Problem: Will you transcribe all the entries word for word, skipping the pictures they hold?

[Data entries]
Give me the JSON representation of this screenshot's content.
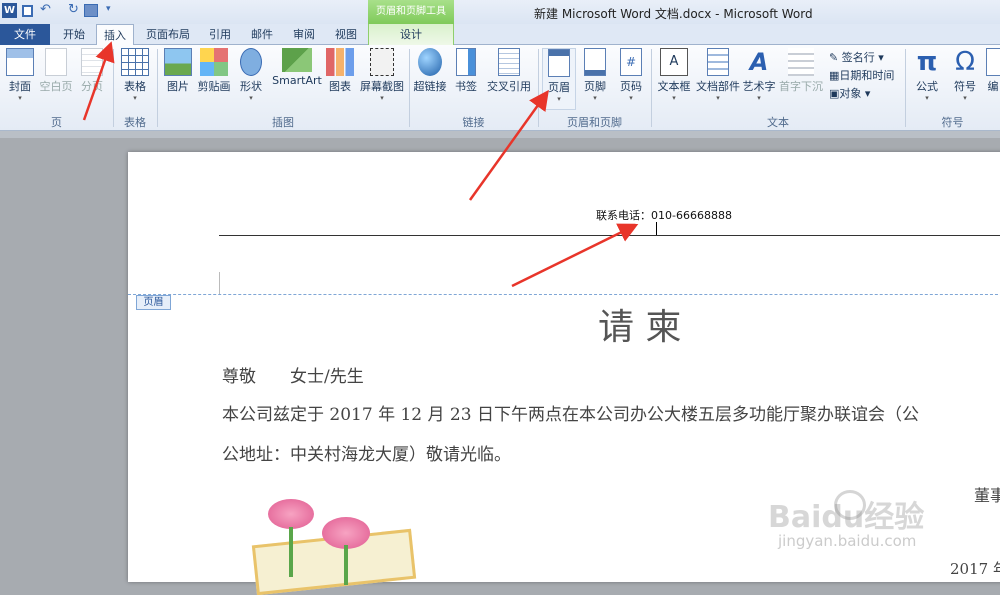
{
  "window": {
    "title": "新建 Microsoft Word 文档.docx - Microsoft Word",
    "context_tab_group": "页眉和页脚工具"
  },
  "tabs": [
    {
      "label": "文件"
    },
    {
      "label": "开始"
    },
    {
      "label": "插入"
    },
    {
      "label": "页面布局"
    },
    {
      "label": "引用"
    },
    {
      "label": "邮件"
    },
    {
      "label": "审阅"
    },
    {
      "label": "视图"
    },
    {
      "label": "设计"
    }
  ],
  "ribbon": {
    "buttons": {
      "cover": "封面",
      "blank": "空白页",
      "break": "分页",
      "table": "表格",
      "picture": "图片",
      "clipart": "剪贴画",
      "shapes": "形状",
      "smartart": "SmartArt",
      "chart": "图表",
      "screenshot": "屏幕截图",
      "hyperlink": "超链接",
      "bookmark": "书签",
      "crossref": "交叉引用",
      "header": "页眉",
      "footer": "页脚",
      "pagenum": "页码",
      "textbox": "文本框",
      "quickparts": "文档部件",
      "wordart": "艺术字",
      "dropcap": "首字下沉",
      "equation": "公式",
      "symbol": "符号",
      "number": "编"
    },
    "small": {
      "signature": "签名行",
      "datetime": "日期和时间",
      "object": "对象"
    },
    "groups": {
      "pages": "页",
      "tables": "表格",
      "illustrations": "插图",
      "links": "链接",
      "headerfooter": "页眉和页脚",
      "text": "文本",
      "symbols": "符号"
    }
  },
  "document": {
    "header_text": "联系电话：010-66668888",
    "header_tag": "页眉",
    "title": "请 柬",
    "salutation": "尊敬　　女士/先生",
    "body_line1": "本公司兹定于 2017 年 12 月 23 日下午两点在本公司办公大楼五层多功能厅聚办联谊会（公",
    "body_line2": "公地址：中关村海龙大厦）敬请光临。",
    "signer": "董事",
    "date": "2017 年"
  },
  "watermark": {
    "brand": "Baidu经验",
    "url": "jingyan.baidu.com"
  },
  "colors": {
    "file_tab": "#2b579a",
    "arrow": "#e8352a",
    "context": "#7fca5a"
  }
}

Task output:
Give me the JSON representation of this screenshot's content.
{
  "window": {
    "title": "新建 Microsoft Word 文档.docx - Microsoft Word",
    "context_tab_group": "页眉和页脚工具"
  },
  "tabs": [
    {
      "label": "文件"
    },
    {
      "label": "开始"
    },
    {
      "label": "插入"
    },
    {
      "label": "页面布局"
    },
    {
      "label": "引用"
    },
    {
      "label": "邮件"
    },
    {
      "label": "审阅"
    },
    {
      "label": "视图"
    },
    {
      "label": "设计"
    }
  ],
  "ribbon": {
    "buttons": {
      "cover": "封面",
      "blank": "空白页",
      "break": "分页",
      "table": "表格",
      "picture": "图片",
      "clipart": "剪贴画",
      "shapes": "形状",
      "smartart": "SmartArt",
      "chart": "图表",
      "screenshot": "屏幕截图",
      "hyperlink": "超链接",
      "bookmark": "书签",
      "crossref": "交叉引用",
      "header": "页眉",
      "footer": "页脚",
      "pagenum": "页码",
      "textbox": "文本框",
      "quickparts": "文档部件",
      "wordart": "艺术字",
      "dropcap": "首字下沉",
      "equation": "公式",
      "symbol": "符号",
      "number": "编"
    },
    "small": {
      "signature": "签名行",
      "datetime": "日期和时间",
      "object": "对象"
    },
    "groups": {
      "pages": "页",
      "tables": "表格",
      "illustrations": "插图",
      "links": "链接",
      "headerfooter": "页眉和页脚",
      "text": "文本",
      "symbols": "符号"
    }
  },
  "document": {
    "header_text": "联系电话：010-66668888",
    "header_tag": "页眉",
    "title": "请 柬",
    "salutation": "尊敬　　女士/先生",
    "body_line1": "本公司兹定于 2017 年 12 月 23 日下午两点在本公司办公大楼五层多功能厅聚办联谊会（公",
    "body_line2": "公地址：中关村海龙大厦）敬请光临。",
    "signer": "董事",
    "date": "2017 年"
  },
  "watermark": {
    "brand": "Baidu经验",
    "url": "jingyan.baidu.com"
  },
  "colors": {
    "file_tab": "#2b579a",
    "arrow": "#e8352a",
    "context": "#7fca5a"
  }
}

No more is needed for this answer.